** begin DATA EXTRACT **

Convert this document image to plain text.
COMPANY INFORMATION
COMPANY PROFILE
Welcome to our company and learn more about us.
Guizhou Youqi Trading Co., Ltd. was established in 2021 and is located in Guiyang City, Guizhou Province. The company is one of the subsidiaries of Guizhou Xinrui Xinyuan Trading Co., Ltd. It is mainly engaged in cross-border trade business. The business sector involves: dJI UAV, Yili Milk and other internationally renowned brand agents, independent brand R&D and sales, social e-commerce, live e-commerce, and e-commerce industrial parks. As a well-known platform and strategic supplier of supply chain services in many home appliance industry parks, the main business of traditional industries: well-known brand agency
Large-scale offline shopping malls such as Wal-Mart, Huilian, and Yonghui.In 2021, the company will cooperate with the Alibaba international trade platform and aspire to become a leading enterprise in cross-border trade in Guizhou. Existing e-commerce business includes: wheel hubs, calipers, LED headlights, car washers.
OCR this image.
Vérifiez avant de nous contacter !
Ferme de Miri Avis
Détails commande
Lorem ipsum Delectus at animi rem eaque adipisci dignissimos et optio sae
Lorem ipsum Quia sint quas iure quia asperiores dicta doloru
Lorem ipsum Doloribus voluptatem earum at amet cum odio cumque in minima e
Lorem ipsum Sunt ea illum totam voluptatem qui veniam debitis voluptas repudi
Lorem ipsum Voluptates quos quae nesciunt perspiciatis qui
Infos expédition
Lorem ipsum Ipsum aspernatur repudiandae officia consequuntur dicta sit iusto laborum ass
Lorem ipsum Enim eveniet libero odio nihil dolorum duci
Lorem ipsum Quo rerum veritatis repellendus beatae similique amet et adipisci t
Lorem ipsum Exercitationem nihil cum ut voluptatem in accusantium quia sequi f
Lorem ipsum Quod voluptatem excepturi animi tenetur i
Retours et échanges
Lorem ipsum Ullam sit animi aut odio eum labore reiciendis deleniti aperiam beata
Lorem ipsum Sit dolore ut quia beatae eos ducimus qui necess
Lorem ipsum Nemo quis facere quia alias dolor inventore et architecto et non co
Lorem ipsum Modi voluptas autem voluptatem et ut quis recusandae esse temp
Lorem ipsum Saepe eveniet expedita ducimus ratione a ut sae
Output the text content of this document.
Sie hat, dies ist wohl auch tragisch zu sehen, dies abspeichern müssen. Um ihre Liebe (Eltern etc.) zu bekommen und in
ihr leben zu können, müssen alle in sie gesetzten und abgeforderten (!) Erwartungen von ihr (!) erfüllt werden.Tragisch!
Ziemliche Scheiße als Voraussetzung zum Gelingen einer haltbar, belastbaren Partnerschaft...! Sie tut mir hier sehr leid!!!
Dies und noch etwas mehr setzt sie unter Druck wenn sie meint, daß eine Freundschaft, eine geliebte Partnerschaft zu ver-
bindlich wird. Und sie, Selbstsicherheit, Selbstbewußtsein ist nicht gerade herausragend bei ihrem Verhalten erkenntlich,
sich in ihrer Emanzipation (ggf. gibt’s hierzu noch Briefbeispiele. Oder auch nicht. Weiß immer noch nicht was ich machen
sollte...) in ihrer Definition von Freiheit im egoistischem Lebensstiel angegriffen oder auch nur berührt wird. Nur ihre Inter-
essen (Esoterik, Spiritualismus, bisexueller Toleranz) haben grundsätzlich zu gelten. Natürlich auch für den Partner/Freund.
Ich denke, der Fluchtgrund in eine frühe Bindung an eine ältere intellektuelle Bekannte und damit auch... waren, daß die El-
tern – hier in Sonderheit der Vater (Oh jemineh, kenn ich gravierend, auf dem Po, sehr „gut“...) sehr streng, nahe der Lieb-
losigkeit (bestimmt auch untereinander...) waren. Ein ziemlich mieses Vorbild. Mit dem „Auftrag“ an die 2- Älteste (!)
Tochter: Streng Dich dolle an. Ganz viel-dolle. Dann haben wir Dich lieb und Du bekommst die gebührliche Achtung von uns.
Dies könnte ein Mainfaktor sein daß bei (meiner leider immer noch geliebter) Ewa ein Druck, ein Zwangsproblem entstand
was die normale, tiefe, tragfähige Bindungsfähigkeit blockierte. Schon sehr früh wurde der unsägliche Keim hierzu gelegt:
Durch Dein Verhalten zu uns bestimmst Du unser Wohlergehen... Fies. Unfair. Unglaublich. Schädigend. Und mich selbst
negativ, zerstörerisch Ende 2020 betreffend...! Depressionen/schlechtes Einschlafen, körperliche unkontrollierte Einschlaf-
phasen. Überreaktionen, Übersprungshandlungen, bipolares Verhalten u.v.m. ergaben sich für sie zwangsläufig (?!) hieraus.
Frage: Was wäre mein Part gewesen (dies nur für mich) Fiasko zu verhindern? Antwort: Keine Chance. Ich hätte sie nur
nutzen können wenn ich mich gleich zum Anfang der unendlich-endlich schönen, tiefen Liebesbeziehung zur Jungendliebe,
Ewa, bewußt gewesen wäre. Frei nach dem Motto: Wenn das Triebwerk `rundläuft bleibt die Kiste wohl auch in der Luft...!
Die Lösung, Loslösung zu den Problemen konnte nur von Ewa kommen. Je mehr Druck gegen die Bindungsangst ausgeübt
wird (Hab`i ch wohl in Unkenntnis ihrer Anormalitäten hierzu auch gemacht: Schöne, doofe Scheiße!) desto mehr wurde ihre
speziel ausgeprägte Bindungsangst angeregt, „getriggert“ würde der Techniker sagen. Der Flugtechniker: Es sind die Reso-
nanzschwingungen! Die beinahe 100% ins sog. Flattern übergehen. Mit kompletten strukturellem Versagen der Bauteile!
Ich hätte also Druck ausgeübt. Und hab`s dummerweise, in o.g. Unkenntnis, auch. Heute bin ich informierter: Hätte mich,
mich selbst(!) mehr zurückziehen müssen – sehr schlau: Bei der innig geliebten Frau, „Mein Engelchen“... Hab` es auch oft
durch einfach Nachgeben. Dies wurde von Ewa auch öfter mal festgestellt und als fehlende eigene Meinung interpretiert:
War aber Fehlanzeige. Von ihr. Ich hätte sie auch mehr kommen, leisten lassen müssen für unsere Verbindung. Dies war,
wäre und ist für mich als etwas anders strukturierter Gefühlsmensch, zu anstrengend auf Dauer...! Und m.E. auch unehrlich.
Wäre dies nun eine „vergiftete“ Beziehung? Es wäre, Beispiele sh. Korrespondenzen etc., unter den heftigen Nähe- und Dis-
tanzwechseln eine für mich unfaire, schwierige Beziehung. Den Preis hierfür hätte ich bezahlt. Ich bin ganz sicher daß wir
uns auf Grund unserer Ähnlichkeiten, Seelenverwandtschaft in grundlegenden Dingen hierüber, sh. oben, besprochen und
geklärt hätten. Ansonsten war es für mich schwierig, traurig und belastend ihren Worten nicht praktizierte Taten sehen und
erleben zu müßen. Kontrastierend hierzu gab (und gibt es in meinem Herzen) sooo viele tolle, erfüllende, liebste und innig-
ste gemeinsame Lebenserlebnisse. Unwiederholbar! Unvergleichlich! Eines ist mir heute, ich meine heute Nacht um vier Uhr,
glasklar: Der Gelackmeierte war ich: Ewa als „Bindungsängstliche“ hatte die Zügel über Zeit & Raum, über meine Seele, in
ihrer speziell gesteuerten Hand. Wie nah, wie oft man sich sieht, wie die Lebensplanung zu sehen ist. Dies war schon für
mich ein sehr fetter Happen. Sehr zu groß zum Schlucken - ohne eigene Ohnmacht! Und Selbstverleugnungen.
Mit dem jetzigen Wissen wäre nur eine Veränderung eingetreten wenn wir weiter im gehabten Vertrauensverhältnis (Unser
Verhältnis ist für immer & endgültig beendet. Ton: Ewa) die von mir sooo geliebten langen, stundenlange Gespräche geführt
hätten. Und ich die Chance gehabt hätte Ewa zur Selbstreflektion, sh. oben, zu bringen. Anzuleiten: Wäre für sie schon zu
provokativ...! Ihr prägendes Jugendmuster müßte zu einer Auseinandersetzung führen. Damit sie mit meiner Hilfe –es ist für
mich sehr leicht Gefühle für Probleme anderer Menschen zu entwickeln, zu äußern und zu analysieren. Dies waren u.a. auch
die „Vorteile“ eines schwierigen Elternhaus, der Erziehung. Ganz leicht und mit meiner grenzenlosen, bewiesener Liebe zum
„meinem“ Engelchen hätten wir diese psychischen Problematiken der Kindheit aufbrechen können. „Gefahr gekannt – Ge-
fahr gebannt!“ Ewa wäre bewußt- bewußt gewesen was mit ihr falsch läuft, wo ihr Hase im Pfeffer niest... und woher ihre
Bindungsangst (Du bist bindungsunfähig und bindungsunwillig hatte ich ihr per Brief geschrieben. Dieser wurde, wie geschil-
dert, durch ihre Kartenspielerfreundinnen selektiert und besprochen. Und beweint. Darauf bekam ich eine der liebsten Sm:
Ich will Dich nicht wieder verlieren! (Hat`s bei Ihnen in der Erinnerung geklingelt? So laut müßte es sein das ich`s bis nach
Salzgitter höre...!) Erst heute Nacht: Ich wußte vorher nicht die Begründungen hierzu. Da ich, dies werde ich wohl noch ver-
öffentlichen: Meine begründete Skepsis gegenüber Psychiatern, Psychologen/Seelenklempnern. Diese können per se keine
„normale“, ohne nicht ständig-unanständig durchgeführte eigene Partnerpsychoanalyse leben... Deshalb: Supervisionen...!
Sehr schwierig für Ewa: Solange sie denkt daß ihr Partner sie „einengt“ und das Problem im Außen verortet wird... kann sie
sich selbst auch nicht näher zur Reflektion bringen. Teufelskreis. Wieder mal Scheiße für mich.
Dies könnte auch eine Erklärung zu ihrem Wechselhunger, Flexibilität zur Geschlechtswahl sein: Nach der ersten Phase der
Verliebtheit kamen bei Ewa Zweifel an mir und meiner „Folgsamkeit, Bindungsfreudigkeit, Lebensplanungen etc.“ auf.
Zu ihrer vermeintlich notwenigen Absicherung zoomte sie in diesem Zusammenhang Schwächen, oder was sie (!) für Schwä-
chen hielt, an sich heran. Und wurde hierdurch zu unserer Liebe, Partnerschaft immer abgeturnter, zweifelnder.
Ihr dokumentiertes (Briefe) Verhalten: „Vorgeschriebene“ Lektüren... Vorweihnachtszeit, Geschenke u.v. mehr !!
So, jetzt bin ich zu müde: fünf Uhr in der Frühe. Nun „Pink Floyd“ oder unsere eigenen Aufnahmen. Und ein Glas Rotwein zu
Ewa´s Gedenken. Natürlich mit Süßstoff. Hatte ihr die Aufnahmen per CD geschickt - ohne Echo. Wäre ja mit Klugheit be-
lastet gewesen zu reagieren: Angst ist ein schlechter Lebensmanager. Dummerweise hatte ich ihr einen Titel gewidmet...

** end DATA EXTRACT **

• **WHAT IS EXPECTED**
Determine how many lines in the listing above hold the string "text", then write only the number.

• **RESULT OF THIS EXERCISE**
2